>> START EXERCISE MATERIALS
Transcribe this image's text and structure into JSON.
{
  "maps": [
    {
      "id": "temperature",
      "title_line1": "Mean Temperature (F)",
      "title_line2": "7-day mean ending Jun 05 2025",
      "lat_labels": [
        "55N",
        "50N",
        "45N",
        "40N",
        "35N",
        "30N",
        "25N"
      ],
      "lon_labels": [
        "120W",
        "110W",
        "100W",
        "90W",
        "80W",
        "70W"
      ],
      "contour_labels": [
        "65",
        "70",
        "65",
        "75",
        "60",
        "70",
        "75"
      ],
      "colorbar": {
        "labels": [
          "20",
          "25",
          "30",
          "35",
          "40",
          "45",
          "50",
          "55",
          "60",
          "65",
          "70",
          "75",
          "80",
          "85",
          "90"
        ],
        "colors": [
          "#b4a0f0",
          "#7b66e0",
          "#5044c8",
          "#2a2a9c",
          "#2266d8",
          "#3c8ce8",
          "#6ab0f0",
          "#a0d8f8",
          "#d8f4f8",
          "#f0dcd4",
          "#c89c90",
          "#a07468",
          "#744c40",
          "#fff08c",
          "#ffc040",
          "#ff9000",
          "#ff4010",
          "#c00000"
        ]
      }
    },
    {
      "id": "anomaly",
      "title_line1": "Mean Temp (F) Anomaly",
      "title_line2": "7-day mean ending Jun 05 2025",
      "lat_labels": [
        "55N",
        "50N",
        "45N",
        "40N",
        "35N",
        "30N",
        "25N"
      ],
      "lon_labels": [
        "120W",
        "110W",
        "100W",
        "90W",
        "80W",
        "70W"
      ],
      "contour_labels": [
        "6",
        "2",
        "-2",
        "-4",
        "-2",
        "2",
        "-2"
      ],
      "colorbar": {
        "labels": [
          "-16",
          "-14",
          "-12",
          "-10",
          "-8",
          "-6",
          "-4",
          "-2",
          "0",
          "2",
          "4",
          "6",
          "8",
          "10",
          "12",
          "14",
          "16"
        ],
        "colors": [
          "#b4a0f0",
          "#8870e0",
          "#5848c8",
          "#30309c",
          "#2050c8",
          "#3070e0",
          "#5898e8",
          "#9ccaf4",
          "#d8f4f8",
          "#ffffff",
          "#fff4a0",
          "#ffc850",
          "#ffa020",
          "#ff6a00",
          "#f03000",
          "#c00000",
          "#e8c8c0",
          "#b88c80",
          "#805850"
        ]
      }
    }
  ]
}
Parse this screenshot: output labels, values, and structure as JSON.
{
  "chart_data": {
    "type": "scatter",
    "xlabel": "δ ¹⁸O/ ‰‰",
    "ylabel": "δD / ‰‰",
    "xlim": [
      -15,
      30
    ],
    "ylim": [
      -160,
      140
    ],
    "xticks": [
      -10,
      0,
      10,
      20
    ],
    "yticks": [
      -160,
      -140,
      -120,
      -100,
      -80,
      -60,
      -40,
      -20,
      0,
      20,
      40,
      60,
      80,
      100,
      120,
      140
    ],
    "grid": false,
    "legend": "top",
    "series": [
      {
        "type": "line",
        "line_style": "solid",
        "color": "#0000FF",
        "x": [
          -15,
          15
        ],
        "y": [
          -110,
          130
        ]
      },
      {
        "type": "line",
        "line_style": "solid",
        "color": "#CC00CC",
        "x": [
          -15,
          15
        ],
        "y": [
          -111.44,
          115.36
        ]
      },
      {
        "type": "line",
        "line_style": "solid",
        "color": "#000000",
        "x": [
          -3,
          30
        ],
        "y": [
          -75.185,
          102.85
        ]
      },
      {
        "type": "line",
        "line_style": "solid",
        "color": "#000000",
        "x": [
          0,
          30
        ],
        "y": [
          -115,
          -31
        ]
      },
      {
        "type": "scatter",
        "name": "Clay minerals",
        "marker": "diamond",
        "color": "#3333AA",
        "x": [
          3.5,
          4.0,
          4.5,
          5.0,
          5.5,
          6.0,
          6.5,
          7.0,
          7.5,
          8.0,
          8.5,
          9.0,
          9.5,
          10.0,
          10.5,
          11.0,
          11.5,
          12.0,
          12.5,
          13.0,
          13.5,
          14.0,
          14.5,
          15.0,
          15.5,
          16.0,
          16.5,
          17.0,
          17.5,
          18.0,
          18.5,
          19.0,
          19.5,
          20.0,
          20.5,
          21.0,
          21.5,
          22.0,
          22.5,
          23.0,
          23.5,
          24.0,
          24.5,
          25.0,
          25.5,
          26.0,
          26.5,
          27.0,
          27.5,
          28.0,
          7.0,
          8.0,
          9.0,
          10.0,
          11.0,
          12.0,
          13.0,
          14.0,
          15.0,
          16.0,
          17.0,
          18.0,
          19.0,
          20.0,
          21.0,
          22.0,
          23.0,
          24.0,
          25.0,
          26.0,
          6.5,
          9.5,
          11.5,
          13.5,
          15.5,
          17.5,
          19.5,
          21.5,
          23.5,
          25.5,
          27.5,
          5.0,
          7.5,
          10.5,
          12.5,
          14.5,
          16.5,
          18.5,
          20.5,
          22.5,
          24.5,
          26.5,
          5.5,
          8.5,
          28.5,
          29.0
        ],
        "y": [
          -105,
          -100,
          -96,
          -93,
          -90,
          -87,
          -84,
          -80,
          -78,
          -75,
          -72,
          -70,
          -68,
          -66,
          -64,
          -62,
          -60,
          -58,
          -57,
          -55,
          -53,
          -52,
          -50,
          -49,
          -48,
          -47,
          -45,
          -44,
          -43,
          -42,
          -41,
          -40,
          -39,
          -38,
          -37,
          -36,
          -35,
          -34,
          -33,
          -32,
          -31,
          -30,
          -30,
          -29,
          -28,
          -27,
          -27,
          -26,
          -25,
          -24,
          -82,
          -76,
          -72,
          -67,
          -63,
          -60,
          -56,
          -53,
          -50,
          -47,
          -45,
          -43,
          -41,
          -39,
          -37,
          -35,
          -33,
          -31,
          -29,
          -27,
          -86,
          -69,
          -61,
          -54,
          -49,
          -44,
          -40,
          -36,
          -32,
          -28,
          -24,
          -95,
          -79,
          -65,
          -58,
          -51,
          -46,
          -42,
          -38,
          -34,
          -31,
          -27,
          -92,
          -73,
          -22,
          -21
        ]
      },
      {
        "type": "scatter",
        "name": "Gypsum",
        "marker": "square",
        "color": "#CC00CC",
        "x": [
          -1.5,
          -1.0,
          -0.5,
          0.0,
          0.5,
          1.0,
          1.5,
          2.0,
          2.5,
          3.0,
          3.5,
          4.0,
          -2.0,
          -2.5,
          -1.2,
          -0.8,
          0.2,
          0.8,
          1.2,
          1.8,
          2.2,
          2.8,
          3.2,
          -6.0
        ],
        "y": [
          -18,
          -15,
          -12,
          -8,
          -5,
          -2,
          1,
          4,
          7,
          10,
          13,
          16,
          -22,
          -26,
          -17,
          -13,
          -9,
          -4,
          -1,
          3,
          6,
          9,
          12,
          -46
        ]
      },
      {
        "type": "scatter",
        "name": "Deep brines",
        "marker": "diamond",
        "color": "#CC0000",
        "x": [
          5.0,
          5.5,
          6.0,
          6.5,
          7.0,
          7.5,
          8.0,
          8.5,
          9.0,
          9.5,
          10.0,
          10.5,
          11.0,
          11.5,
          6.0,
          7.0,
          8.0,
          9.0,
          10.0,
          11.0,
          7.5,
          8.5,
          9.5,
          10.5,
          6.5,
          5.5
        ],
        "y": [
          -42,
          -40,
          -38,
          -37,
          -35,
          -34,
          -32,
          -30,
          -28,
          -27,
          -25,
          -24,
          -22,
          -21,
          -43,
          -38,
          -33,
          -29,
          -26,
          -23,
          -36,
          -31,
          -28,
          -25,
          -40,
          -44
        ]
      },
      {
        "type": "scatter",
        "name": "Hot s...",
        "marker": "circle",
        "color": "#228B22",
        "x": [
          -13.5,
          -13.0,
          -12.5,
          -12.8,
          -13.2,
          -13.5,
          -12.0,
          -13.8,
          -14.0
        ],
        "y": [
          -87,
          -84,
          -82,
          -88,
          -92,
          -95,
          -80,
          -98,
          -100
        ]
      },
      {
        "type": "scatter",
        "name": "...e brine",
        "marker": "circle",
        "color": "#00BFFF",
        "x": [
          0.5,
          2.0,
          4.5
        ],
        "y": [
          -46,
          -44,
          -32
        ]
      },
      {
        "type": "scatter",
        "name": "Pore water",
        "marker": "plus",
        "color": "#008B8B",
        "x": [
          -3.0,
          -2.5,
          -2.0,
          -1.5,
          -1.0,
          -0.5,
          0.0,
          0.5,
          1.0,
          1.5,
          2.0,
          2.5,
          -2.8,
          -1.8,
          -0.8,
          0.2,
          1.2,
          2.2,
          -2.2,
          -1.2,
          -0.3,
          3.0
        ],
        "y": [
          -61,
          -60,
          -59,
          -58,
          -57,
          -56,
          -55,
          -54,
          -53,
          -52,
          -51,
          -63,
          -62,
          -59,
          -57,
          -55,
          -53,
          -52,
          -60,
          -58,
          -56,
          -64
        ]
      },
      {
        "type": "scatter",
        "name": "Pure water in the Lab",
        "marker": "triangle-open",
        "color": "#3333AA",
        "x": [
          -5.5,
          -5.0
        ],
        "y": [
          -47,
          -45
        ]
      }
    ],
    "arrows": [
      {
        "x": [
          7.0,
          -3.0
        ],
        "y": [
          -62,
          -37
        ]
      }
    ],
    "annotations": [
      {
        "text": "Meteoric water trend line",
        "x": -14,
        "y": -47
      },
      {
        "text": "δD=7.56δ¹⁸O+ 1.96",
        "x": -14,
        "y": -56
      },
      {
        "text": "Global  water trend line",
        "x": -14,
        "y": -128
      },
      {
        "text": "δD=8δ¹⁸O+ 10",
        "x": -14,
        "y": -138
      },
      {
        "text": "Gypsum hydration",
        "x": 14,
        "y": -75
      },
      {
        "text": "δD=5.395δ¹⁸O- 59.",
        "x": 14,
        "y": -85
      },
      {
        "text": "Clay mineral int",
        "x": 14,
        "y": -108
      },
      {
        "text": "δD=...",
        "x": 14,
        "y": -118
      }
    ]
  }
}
>> END EXERCISE MATERIALS
» **AIM**
Gather all lines of the records that include the word "JSON".

» **RESULT OF THE EXERCISE**
Transcribe this image's text and structure into JSON.
Parse this screenshot: output labels, values, and structure as JSON.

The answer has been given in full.